SOURCE PASSAGE Block Start

Ask Zintanis about their town and they will quickly tell you about the colonial period, when their forefathers fought against the Italians.

But it was during last year's revolt against Col Gaddafi that Zintan gained its current fearsome reputation.

Ibrahim al-Madani lost his father in the revolution. He is now one of the town's most respected commanders.

"It's a small town," he said, "but [fighting] is in our blood."

"Even our grandfathers fought until the end. When you give your blood for Libya and Libyan people, I am happy for that."

The power that men like Ibrahim al-Madani now enjoy is forcing even global players to take note.  

So while everybody from the governments of the US, China, Russia and Britain to Amnesty International complain that the revolutionary brigades are "out of control" one thing that is missing from this article, and is missing from most reports coming out of Libya are any hard facts to substantiate those claims. The fact is that incidents of armed clashes between the militias are rare, and those leading to deaths, even rarer. Even Amnesty International had to say "Militias have established sometimes fluid networks of co-operation."

SOURCE PASSAGE Block End
DATA LISTING Block Start

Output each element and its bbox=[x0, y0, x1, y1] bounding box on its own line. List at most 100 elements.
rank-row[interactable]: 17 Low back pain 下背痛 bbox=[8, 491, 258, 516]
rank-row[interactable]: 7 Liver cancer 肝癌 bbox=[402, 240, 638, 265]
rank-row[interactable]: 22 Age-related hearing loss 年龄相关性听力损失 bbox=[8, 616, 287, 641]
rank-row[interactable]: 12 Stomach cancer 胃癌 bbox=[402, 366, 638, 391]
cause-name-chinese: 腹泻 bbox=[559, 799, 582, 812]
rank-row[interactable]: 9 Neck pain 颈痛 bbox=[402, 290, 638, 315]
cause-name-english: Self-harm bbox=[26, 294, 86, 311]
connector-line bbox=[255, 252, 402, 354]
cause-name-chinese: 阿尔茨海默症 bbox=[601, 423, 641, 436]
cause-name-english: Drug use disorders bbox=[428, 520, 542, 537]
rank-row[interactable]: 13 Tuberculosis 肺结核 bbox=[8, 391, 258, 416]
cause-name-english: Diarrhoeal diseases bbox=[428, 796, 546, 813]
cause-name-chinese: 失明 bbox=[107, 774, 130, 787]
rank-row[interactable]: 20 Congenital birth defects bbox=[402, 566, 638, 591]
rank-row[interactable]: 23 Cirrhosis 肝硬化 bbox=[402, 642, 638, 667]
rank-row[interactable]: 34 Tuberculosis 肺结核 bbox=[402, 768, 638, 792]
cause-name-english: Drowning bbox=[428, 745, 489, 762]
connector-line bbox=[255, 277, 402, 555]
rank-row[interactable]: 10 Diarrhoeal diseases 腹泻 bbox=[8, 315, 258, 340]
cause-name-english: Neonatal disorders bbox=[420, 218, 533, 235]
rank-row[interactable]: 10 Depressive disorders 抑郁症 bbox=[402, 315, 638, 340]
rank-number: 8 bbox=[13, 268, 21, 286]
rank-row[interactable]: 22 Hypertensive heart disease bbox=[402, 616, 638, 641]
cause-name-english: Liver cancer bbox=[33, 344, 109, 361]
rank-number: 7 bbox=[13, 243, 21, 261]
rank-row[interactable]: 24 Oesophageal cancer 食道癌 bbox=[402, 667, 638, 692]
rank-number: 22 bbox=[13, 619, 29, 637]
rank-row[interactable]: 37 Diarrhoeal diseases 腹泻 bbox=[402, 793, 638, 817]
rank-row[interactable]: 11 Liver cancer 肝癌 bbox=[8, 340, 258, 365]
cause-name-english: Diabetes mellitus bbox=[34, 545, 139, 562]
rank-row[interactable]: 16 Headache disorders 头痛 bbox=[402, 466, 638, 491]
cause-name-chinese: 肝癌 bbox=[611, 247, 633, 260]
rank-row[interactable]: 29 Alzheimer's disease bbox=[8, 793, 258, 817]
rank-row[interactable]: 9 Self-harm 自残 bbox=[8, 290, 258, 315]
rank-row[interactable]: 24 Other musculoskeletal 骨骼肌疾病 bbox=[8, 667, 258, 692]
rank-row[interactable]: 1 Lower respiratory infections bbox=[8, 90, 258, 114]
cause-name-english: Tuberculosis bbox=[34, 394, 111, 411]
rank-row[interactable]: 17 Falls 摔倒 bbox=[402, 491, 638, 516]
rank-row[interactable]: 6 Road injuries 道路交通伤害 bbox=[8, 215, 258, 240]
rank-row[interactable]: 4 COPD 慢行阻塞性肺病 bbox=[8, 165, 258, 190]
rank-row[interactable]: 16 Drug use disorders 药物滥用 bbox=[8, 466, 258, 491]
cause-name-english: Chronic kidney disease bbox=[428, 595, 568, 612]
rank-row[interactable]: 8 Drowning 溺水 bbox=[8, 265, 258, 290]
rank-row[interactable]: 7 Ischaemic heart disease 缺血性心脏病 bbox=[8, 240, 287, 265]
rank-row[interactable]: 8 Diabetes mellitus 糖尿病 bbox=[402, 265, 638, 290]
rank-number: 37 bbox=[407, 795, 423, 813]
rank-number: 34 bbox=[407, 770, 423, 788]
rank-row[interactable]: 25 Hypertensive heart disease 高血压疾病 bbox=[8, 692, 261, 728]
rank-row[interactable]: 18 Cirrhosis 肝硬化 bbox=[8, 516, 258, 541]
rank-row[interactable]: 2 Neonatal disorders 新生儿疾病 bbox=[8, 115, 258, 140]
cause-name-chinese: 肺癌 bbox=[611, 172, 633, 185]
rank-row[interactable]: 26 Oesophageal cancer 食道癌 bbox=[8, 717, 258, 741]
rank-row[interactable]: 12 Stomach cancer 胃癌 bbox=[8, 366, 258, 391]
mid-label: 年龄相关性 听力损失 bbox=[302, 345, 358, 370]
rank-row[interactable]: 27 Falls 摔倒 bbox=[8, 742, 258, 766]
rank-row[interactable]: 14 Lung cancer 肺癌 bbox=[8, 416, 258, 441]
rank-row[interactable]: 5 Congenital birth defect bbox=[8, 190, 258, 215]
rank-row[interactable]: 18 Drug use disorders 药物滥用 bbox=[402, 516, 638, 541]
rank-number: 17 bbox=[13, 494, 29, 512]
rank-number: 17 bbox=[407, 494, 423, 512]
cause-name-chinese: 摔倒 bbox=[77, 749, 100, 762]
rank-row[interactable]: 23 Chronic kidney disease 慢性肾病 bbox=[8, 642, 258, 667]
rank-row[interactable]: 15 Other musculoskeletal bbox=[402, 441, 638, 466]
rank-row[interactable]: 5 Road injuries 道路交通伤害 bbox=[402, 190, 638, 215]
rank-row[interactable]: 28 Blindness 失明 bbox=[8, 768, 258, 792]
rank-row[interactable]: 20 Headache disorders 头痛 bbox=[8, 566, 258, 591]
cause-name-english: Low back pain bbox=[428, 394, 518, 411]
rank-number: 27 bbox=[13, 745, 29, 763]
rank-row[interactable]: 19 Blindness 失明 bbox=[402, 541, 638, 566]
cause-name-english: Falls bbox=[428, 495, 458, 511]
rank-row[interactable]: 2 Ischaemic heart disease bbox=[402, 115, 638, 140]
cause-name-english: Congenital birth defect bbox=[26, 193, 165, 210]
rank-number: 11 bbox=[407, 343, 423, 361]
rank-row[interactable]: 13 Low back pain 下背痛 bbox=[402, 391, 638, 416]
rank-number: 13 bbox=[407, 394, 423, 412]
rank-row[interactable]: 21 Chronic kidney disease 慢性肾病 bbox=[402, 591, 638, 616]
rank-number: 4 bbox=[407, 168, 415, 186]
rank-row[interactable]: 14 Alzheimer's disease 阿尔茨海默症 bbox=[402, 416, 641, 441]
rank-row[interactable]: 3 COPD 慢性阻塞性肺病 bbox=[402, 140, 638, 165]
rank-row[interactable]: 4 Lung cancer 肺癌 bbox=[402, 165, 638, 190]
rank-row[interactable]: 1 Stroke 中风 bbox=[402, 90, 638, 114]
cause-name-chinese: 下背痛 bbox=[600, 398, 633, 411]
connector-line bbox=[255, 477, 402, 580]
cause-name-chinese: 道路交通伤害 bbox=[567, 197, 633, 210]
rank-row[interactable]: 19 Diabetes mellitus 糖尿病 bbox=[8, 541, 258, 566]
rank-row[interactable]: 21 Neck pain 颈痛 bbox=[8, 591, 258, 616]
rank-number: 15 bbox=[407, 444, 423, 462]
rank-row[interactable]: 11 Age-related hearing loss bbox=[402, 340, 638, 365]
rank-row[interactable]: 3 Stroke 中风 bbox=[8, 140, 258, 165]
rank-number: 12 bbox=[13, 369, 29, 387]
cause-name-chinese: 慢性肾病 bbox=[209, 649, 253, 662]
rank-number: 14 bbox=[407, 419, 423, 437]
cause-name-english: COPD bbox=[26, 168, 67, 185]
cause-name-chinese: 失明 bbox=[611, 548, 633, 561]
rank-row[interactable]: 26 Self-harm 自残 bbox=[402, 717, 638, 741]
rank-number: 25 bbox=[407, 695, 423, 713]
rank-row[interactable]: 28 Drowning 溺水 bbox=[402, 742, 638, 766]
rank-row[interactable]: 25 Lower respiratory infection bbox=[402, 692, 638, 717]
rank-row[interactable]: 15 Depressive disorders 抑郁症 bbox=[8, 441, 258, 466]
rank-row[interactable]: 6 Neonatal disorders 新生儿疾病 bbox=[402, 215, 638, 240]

DATA LISTING Block End

EXERCISE A
Transcribe the Zintan passage starting with "Ask Zintanis about" and going on through "current fearsome reputation.".
EXERCISE B
Answer these questions from the Zintan passage:
(i) Against whom did Zintanis' forefathers fight in the colonial period?
(ii) Whom did Ibrahim al-Madani lose in the revolution?
(iii) How often do armed clashes between the militias occur, according to the passage?

ANSWER SECTION A
Ask Zintanis about their town and they will quickly tell you about the colonial period, when their forefathers fought against the Italians.

But it was during last year's revolt against Col Gaddafi that Zintan gained its current fearsome reputation.

ANSWER SECTION B
(i) The Italians.
(ii) His father.
(iii) They are rare, and those leading to deaths are even rarer.